Exercise task ->
Word for word, restate every line of the material.

Supplied material ->
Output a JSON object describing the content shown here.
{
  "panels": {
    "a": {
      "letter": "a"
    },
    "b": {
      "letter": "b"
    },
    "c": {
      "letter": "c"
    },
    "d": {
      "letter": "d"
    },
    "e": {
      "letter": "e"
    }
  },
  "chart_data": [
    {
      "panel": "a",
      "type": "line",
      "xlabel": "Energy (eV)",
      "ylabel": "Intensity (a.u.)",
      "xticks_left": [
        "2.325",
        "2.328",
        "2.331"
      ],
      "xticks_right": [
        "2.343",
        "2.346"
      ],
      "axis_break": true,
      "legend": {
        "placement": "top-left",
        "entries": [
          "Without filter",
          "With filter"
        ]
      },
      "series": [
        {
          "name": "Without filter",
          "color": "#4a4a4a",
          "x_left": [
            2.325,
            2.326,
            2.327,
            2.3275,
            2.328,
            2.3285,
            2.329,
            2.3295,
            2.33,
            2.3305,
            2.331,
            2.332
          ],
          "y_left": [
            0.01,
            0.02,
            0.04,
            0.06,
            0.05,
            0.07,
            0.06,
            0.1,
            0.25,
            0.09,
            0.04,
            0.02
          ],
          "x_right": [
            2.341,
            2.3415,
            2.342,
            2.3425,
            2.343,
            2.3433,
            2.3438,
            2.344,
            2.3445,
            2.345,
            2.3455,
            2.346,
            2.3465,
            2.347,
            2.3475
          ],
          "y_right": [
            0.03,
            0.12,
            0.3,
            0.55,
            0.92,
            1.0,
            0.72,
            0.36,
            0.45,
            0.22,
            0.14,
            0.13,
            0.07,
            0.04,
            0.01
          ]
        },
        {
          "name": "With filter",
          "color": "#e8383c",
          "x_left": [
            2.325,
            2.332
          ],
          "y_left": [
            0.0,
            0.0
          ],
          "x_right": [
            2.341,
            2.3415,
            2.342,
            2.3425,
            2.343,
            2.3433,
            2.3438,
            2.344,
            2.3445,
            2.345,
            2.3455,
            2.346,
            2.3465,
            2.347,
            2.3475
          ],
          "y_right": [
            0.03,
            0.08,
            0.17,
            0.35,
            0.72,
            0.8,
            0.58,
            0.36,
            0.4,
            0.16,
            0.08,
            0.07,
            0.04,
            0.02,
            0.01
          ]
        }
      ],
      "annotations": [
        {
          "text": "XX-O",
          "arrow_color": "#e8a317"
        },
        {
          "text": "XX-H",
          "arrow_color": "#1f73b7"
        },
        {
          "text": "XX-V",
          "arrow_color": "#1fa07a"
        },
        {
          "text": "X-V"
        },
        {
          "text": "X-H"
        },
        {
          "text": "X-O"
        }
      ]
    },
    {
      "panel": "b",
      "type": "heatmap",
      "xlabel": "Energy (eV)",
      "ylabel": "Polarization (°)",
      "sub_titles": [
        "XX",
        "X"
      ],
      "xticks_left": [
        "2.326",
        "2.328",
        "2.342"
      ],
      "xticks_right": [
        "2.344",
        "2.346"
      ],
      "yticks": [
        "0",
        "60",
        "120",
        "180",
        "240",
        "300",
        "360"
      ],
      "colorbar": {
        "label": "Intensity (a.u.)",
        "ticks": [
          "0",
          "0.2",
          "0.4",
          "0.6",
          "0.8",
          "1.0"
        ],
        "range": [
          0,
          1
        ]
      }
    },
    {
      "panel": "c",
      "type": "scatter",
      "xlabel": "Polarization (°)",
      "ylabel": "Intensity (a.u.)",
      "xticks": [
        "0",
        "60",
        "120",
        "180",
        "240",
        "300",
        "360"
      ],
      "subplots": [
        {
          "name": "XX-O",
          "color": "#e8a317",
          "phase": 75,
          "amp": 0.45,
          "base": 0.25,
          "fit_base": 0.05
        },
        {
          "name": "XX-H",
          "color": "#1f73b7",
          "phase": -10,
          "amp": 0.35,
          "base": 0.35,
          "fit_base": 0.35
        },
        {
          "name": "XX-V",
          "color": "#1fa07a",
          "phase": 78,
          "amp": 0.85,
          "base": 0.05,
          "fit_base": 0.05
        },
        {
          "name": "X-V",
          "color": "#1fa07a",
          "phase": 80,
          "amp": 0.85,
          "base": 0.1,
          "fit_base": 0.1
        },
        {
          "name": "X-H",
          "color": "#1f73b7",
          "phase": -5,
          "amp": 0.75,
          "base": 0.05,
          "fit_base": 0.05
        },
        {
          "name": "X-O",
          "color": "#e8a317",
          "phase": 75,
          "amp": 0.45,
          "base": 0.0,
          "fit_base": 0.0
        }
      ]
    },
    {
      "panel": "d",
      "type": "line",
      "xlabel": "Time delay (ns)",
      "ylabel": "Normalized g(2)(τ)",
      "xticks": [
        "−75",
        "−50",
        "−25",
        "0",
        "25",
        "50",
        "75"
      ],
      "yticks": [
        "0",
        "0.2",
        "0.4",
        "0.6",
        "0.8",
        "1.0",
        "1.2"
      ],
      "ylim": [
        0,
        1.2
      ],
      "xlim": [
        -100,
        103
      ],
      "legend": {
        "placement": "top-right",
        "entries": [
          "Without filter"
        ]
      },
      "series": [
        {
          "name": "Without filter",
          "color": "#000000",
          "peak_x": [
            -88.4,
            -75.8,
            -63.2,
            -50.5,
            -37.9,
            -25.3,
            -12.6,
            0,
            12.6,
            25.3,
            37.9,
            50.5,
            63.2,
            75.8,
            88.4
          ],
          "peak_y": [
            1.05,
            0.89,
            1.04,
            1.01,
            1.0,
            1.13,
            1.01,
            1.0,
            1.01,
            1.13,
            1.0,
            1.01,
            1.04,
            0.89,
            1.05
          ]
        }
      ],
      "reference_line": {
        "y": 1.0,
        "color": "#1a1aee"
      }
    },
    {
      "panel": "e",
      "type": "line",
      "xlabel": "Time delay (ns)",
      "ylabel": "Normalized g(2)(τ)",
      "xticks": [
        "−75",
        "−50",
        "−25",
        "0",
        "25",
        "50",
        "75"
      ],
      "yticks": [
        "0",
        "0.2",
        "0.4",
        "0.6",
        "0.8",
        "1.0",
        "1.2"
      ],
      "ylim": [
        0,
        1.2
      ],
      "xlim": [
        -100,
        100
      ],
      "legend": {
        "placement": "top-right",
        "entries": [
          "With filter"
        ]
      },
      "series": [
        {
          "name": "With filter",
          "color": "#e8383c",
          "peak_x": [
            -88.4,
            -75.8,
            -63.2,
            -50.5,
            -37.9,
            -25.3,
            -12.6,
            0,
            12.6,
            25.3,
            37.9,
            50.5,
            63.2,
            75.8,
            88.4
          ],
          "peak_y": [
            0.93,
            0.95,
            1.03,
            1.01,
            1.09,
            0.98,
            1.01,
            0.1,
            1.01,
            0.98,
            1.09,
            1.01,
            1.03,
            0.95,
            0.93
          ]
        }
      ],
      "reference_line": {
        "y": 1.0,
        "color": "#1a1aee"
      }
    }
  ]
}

Exercise result ->
Output a JSON object describing the content shown here.
{
  "panels": {
    "a": {
      "letter": "a"
    },
    "b": {
      "letter": "b"
    },
    "c": {
      "letter": "c"
    },
    "d": {
      "letter": "d"
    },
    "e": {
      "letter": "e"
    }
  },
  "chart_data": [
    {
      "panel": "a",
      "type": "line",
      "xlabel": "Energy (eV)",
      "ylabel": "Intensity (a.u.)",
      "xticks_left": [
        "2.325",
        "2.328",
        "2.331"
      ],
      "xticks_right": [
        "2.343",
        "2.346"
      ],
      "axis_break": true,
      "legend": {
        "placement": "top-left",
        "entries": [
          "Without filter",
          "With filter"
        ]
      },
      "series": [
        {
          "name": "Without filter",
          "color": "#4a4a4a",
          "x_left": [
            2.325,
            2.326,
            2.327,
            2.3275,
            2.328,
            2.3285,
            2.329,
            2.3295,
            2.33,
            2.3305,
            2.331,
            2.332
          ],
          "y_left": [
            0.01,
            0.02,
            0.04,
            0.06,
            0.05,
            0.07,
            0.06,
            0.1,
            0.25,
            0.09,
            0.04,
            0.02
          ],
          "x_right": [
            2.341,
            2.3415,
            2.342,
            2.3425,
            2.343,
            2.3433,
            2.3438,
            2.344,
            2.3445,
            2.345,
            2.3455,
            2.346,
            2.3465,
            2.347,
            2.3475
          ],
          "y_right": [
            0.03,
            0.12,
            0.3,
            0.55,
            0.92,
            1.0,
            0.72,
            0.36,
            0.45,
            0.22,
            0.14,
            0.13,
            0.07,
            0.04,
            0.01
          ]
        },
        {
          "name": "With filter",
          "color": "#e8383c",
          "x_left": [
            2.325,
            2.332
          ],
          "y_left": [
            0.0,
            0.0
          ],
          "x_right": [
            2.341,
            2.3415,
            2.342,
            2.3425,
            2.343,
            2.3433,
            2.3438,
            2.344,
            2.3445,
            2.345,
            2.3455,
            2.346,
            2.3465,
            2.347,
            2.3475
          ],
          "y_right": [
            0.03,
            0.08,
            0.17,
            0.35,
            0.72,
            0.8,
            0.58,
            0.36,
            0.4,
            0.16,
            0.08,
            0.07,
            0.04,
            0.02,
            0.01
          ]
        }
      ],
      "annotations": [
        {
          "text": "XX-O",
          "arrow_color": "#e8a317"
        },
        {
          "text": "XX-H",
          "arrow_color": "#1f73b7"
        },
        {
          "text": "XX-V",
          "arrow_color": "#1fa07a"
        },
        {
          "text": "X-V"
        },
        {
          "text": "X-H"
        },
        {
          "text": "X-O"
        }
      ]
    },
    {
      "panel": "b",
      "type": "heatmap",
      "xlabel": "Energy (eV)",
      "ylabel": "Polarization (°)",
      "sub_titles": [
        "XX",
        "X"
      ],
      "xticks_left": [
        "2.326",
        "2.328",
        "2.342"
      ],
      "xticks_right": [
        "2.344",
        "2.346"
      ],
      "yticks": [
        "0",
        "60",
        "120",
        "180",
        "240",
        "300",
        "360"
      ],
      "colorbar": {
        "label": "Intensity (a.u.)",
        "ticks": [
          "0",
          "0.2",
          "0.4",
          "0.6",
          "0.8",
          "1.0"
        ],
        "range": [
          0,
          1
        ]
      }
    },
    {
      "panel": "c",
      "type": "scatter",
      "xlabel": "Polarization (°)",
      "ylabel": "Intensity (a.u.)",
      "xticks": [
        "0",
        "60",
        "120",
        "180",
        "240",
        "300",
        "360"
      ],
      "subplots": [
        {
          "name": "XX-O",
          "color": "#e8a317",
          "phase": 75,
          "amp": 0.45,
          "base": 0.25,
          "fit_base": 0.05
        },
        {
          "name": "XX-H",
          "color": "#1f73b7",
          "phase": -10,
          "amp": 0.35,
          "base": 0.35,
          "fit_base": 0.35
        },
        {
          "name": "XX-V",
          "color": "#1fa07a",
          "phase": 78,
          "amp": 0.85,
          "base": 0.05,
          "fit_base": 0.05
        },
        {
          "name": "X-V",
          "color": "#1fa07a",
          "phase": 80,
          "amp": 0.85,
          "base": 0.1,
          "fit_base": 0.1
        },
        {
          "name": "X-H",
          "color": "#1f73b7",
          "phase": -5,
          "amp": 0.75,
          "base": 0.05,
          "fit_base": 0.05
        },
        {
          "name": "X-O",
          "color": "#e8a317",
          "phase": 75,
          "amp": 0.45,
          "base": 0.0,
          "fit_base": 0.0
        }
      ]
    },
    {
      "panel": "d",
      "type": "line",
      "xlabel": "Time delay (ns)",
      "ylabel": "Normalized g(2)(τ)",
      "xticks": [
        "−75",
        "−50",
        "−25",
        "0",
        "25",
        "50",
        "75"
      ],
      "yticks": [
        "0",
        "0.2",
        "0.4",
        "0.6",
        "0.8",
        "1.0",
        "1.2"
      ],
      "ylim": [
        0,
        1.2
      ],
      "xlim": [
        -100,
        103
      ],
      "legend": {
        "placement": "top-right",
        "entries": [
          "Without filter"
        ]
      },
      "series": [
        {
          "name": "Without filter",
          "color": "#000000",
          "peak_x": [
            -88.4,
            -75.8,
            -63.2,
            -50.5,
            -37.9,
            -25.3,
            -12.6,
            0,
            12.6,
            25.3,
            37.9,
            50.5,
            63.2,
            75.8,
            88.4
          ],
          "peak_y": [
            1.05,
            0.89,
            1.04,
            1.01,
            1.0,
            1.13,
            1.01,
            1.0,
            1.01,
            1.13,
            1.0,
            1.01,
            1.04,
            0.89,
            1.05
          ]
        }
      ],
      "reference_line": {
        "y": 1.0,
        "color": "#1a1aee"
      }
    },
    {
      "panel": "e",
      "type": "line",
      "xlabel": "Time delay (ns)",
      "ylabel": "Normalized g(2)(τ)",
      "xticks": [
        "−75",
        "−50",
        "−25",
        "0",
        "25",
        "50",
        "75"
      ],
      "yticks": [
        "0",
        "0.2",
        "0.4",
        "0.6",
        "0.8",
        "1.0",
        "1.2"
      ],
      "ylim": [
        0,
        1.2
      ],
      "xlim": [
        -100,
        100
      ],
      "legend": {
        "placement": "top-right",
        "entries": [
          "With filter"
        ]
      },
      "series": [
        {
          "name": "With filter",
          "color": "#e8383c",
          "peak_x": [
            -88.4,
            -75.8,
            -63.2,
            -50.5,
            -37.9,
            -25.3,
            -12.6,
            0,
            12.6,
            25.3,
            37.9,
            50.5,
            63.2,
            75.8,
            88.4
          ],
          "peak_y": [
            0.93,
            0.95,
            1.03,
            1.01,
            1.09,
            0.98,
            1.01,
            0.1,
            1.01,
            0.98,
            1.09,
            1.01,
            1.03,
            0.95,
            0.93
          ]
        }
      ],
      "reference_line": {
        "y": 1.0,
        "color": "#1a1aee"
      }
    }
  ]
}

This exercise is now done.